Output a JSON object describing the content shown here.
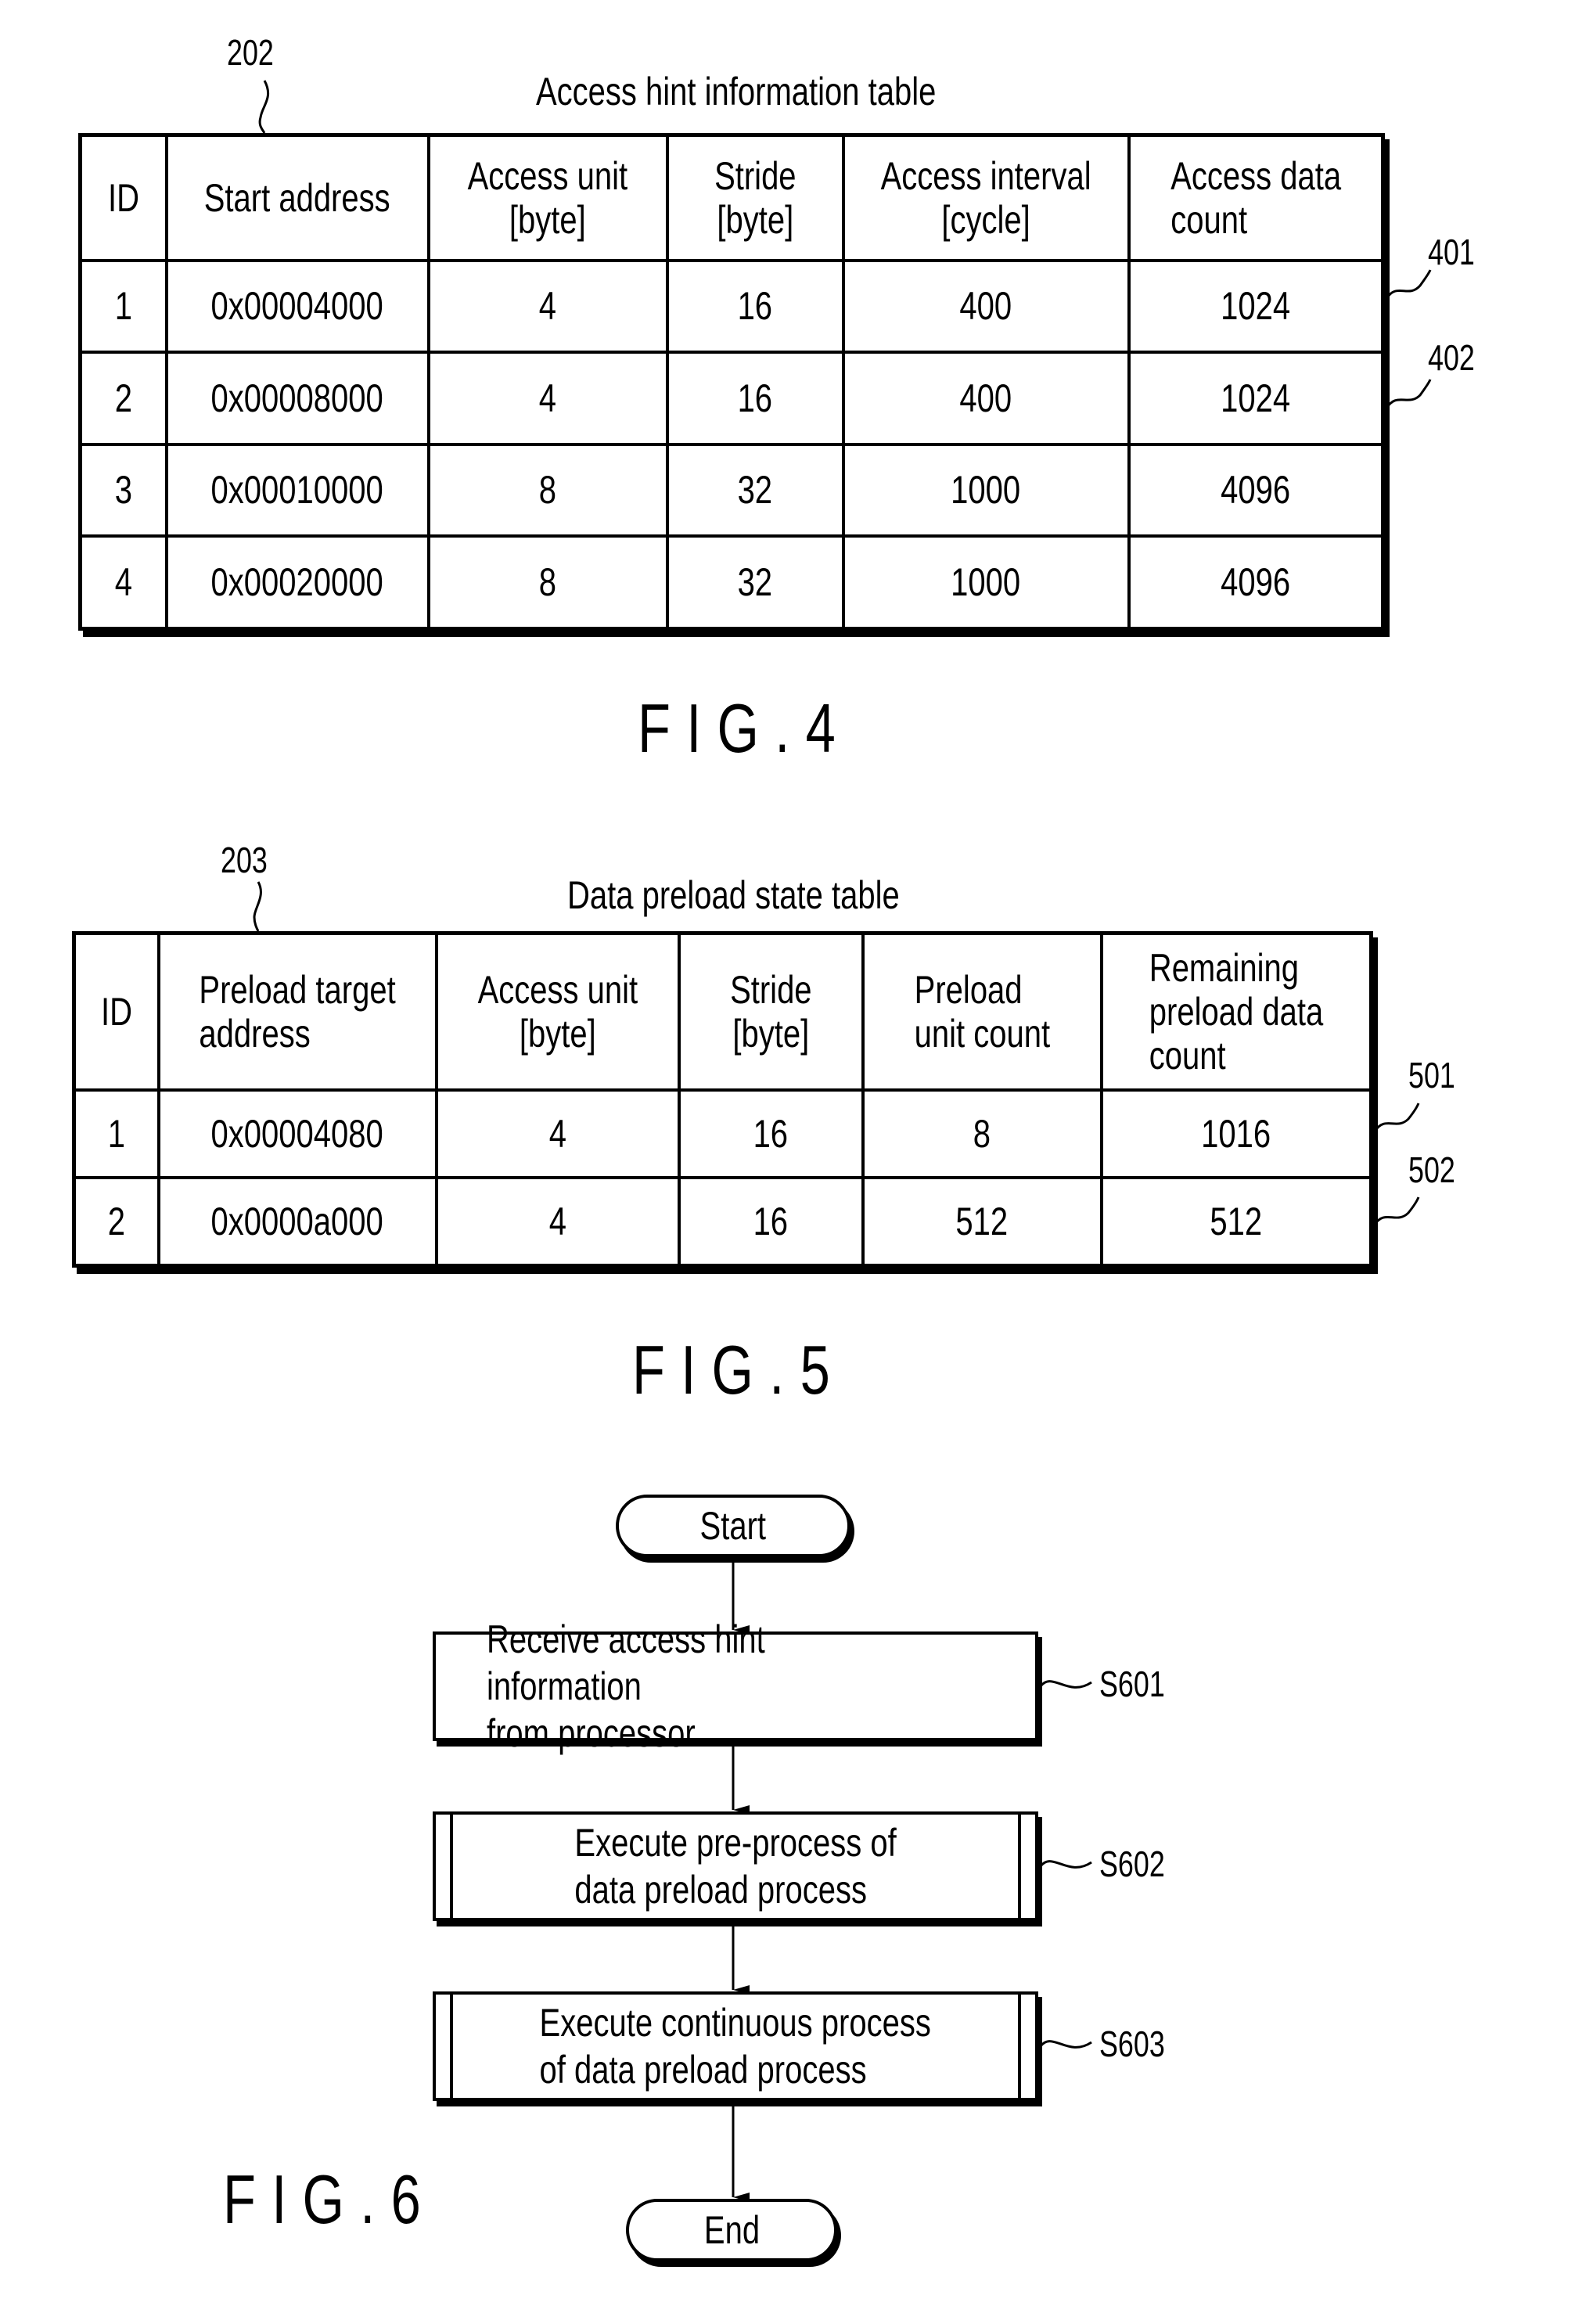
{
  "fig4": {
    "ref_label": "202",
    "title": "Access hint information table",
    "columns": [
      "ID",
      "Start address",
      "Access unit\n[byte]",
      "Stride\n[byte]",
      "Access interval\n[cycle]",
      "Access data\ncount"
    ],
    "rows": [
      [
        "1",
        "0x00004000",
        "4",
        "16",
        "400",
        "1024"
      ],
      [
        "2",
        "0x00008000",
        "4",
        "16",
        "400",
        "1024"
      ],
      [
        "3",
        "0x00010000",
        "8",
        "32",
        "1000",
        "4096"
      ],
      [
        "4",
        "0x00020000",
        "8",
        "32",
        "1000",
        "4096"
      ]
    ],
    "row_refs": [
      "401",
      "402"
    ],
    "caption": "FIG.4"
  },
  "fig5": {
    "ref_label": "203",
    "title": "Data preload state table",
    "columns": [
      "ID",
      "Preload target\naddress",
      "Access unit\n[byte]",
      "Stride\n[byte]",
      "Preload\nunit count",
      "Remaining\npreload data\ncount"
    ],
    "rows": [
      [
        "1",
        "0x00004080",
        "4",
        "16",
        "8",
        "1016"
      ],
      [
        "2",
        "0x0000a000",
        "4",
        "16",
        "512",
        "512"
      ]
    ],
    "row_refs": [
      "501",
      "502"
    ],
    "caption": "FIG.5"
  },
  "fig6": {
    "start": "Start",
    "steps": [
      {
        "text": "Receive access hint information\nfrom processor",
        "ref": "S601",
        "type": "process"
      },
      {
        "text": "Execute pre-process of\ndata preload process",
        "ref": "S602",
        "type": "subroutine"
      },
      {
        "text": "Execute continuous process\nof data preload process",
        "ref": "S603",
        "type": "subroutine"
      }
    ],
    "end": "End",
    "caption": "FIG.6"
  }
}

__TASK DESCRIPTION__. Copy the records exactly as they appear, excluding images.

__CORRECT OUTPUT__.
Output a JSON object describing the content shown here.
{
  "fig4": {
    "ref_label": "202",
    "title": "Access hint information table",
    "columns": [
      "ID",
      "Start address",
      "Access unit\n[byte]",
      "Stride\n[byte]",
      "Access interval\n[cycle]",
      "Access data\ncount"
    ],
    "rows": [
      [
        "1",
        "0x00004000",
        "4",
        "16",
        "400",
        "1024"
      ],
      [
        "2",
        "0x00008000",
        "4",
        "16",
        "400",
        "1024"
      ],
      [
        "3",
        "0x00010000",
        "8",
        "32",
        "1000",
        "4096"
      ],
      [
        "4",
        "0x00020000",
        "8",
        "32",
        "1000",
        "4096"
      ]
    ],
    "row_refs": [
      "401",
      "402"
    ],
    "caption": "FIG.4"
  },
  "fig5": {
    "ref_label": "203",
    "title": "Data preload state table",
    "columns": [
      "ID",
      "Preload target\naddress",
      "Access unit\n[byte]",
      "Stride\n[byte]",
      "Preload\nunit count",
      "Remaining\npreload data\ncount"
    ],
    "rows": [
      [
        "1",
        "0x00004080",
        "4",
        "16",
        "8",
        "1016"
      ],
      [
        "2",
        "0x0000a000",
        "4",
        "16",
        "512",
        "512"
      ]
    ],
    "row_refs": [
      "501",
      "502"
    ],
    "caption": "FIG.5"
  },
  "fig6": {
    "start": "Start",
    "steps": [
      {
        "text": "Receive access hint information\nfrom processor",
        "ref": "S601",
        "type": "process"
      },
      {
        "text": "Execute pre-process of\ndata preload process",
        "ref": "S602",
        "type": "subroutine"
      },
      {
        "text": "Execute continuous process\nof data preload process",
        "ref": "S603",
        "type": "subroutine"
      }
    ],
    "end": "End",
    "caption": "FIG.6"
  }
}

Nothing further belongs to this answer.